*Raw records*.
:::

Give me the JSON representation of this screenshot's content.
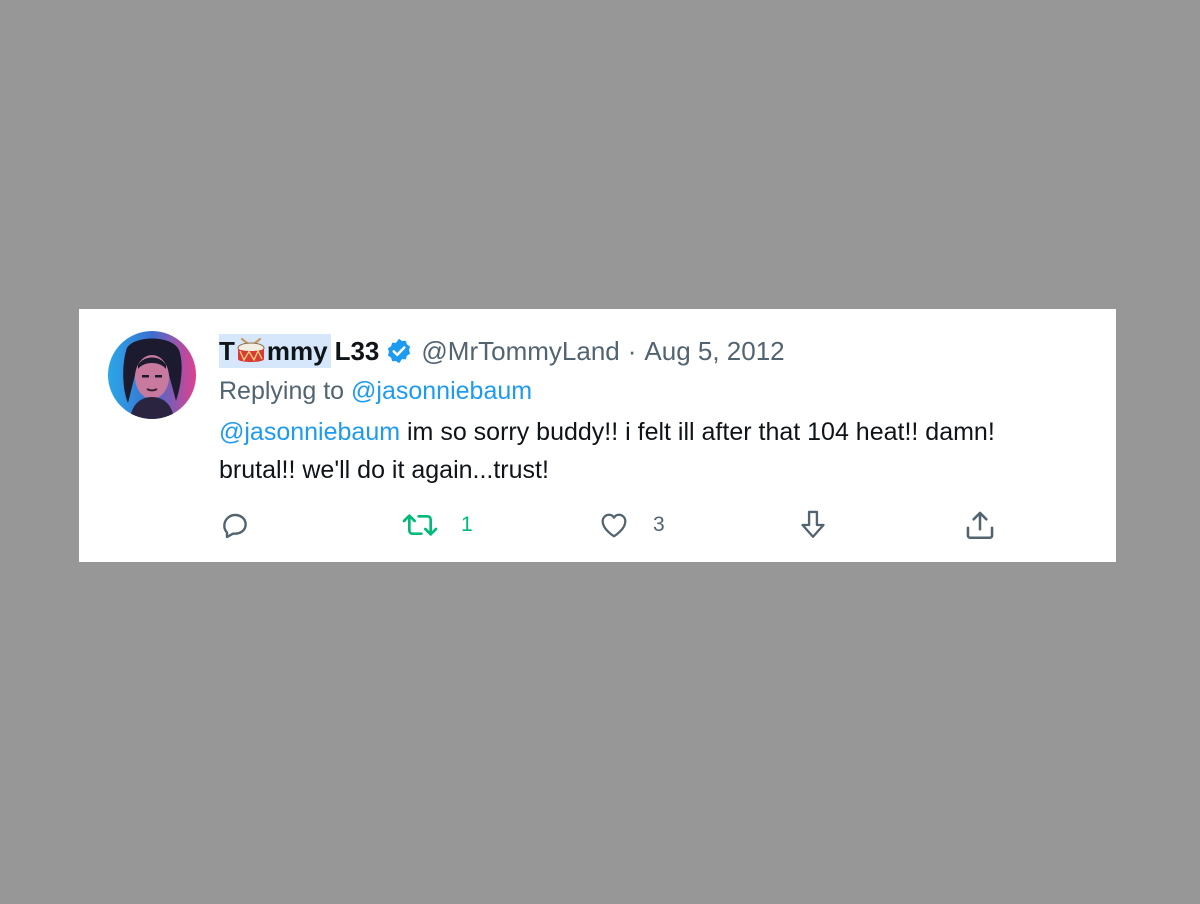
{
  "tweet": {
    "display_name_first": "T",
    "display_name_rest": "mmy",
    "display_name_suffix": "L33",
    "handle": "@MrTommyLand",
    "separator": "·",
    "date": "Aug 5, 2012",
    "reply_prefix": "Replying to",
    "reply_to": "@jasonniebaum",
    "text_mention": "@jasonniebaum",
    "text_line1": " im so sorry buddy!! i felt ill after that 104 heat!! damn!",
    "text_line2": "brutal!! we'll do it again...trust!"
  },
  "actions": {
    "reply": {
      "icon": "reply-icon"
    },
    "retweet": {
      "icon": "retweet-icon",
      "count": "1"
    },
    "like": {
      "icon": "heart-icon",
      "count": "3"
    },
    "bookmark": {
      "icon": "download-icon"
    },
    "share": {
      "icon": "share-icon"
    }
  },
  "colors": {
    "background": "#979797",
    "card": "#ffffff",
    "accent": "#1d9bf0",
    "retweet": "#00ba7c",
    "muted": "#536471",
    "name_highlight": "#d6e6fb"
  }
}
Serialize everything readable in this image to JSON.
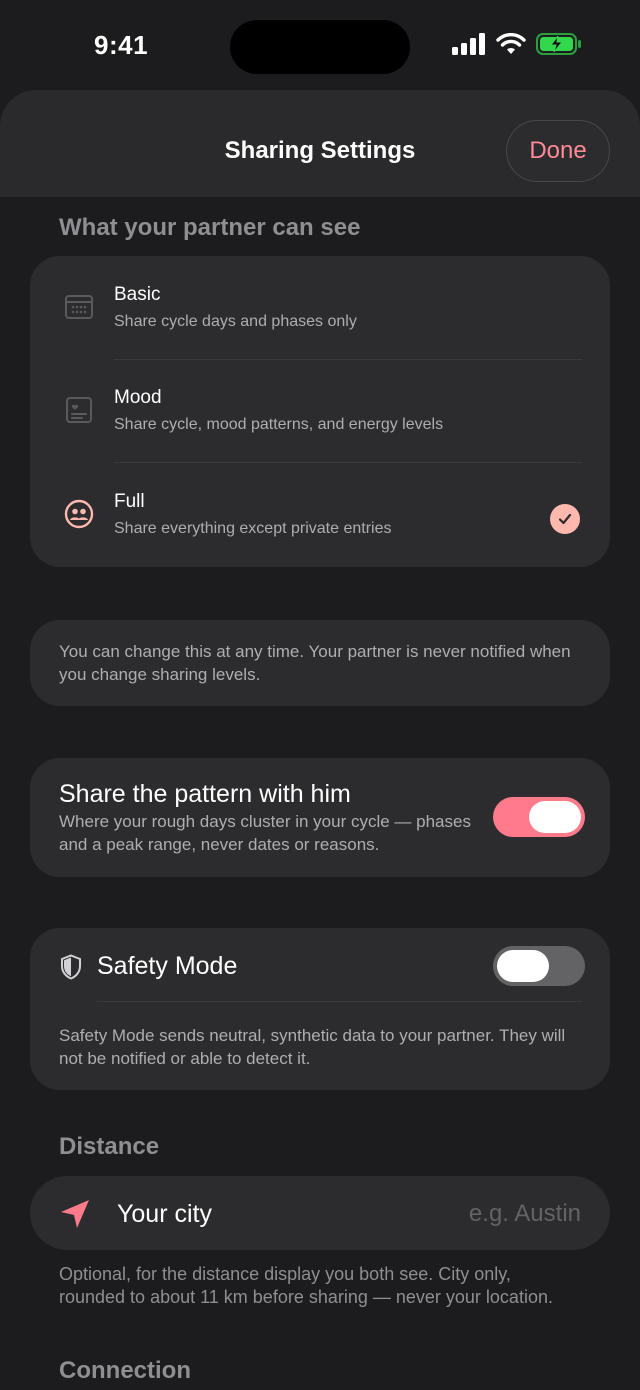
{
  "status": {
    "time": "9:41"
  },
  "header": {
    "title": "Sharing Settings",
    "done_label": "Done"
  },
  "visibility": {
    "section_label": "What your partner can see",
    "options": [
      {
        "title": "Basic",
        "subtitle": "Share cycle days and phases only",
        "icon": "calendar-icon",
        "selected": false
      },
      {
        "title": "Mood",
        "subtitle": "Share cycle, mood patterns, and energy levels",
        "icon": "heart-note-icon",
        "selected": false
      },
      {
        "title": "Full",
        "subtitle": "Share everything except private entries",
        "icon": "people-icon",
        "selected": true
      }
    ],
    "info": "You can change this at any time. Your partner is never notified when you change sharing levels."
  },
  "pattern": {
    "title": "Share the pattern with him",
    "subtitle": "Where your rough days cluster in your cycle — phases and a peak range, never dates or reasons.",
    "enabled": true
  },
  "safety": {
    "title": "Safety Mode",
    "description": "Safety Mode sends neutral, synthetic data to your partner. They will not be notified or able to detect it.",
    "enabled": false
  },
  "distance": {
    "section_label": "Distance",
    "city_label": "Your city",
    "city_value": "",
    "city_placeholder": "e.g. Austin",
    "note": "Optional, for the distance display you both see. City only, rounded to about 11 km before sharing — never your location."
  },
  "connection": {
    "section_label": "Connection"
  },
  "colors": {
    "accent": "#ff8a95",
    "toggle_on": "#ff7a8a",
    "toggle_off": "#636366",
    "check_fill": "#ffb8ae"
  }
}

:::

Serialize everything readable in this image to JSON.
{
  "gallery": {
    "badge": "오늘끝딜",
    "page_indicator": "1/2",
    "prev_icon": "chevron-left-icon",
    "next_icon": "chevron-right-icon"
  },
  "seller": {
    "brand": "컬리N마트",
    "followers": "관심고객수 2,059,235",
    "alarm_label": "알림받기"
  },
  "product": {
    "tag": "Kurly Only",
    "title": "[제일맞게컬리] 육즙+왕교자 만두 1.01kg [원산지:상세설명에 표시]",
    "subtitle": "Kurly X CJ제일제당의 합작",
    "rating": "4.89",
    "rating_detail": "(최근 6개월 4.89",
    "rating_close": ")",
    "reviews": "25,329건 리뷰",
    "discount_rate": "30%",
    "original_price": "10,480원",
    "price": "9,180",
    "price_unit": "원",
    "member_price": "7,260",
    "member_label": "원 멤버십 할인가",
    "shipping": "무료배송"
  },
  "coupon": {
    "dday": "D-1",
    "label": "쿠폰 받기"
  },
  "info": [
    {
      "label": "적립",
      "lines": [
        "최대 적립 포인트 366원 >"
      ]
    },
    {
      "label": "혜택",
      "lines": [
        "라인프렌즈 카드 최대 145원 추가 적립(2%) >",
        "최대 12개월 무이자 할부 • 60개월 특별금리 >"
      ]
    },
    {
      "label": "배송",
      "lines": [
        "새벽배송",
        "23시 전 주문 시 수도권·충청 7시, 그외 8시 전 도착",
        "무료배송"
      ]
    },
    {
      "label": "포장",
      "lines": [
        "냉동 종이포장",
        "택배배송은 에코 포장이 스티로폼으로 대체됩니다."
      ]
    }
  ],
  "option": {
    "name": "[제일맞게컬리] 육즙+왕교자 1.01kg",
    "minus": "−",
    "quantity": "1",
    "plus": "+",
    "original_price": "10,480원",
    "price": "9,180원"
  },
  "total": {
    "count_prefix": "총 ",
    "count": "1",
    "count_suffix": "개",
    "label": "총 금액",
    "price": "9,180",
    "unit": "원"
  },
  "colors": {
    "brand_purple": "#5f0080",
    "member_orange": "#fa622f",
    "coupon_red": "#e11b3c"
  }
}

:::

Which lines of the material contain the string "notified"? List each of them.

*FINISHED ANSWER*.
    "info": "You can change this at any time. Your partner is never notified when you change sharing levels."
    "description": "Safety Mode sends neutral, synthetic data to your partner. They will not be notified or able to detect it.",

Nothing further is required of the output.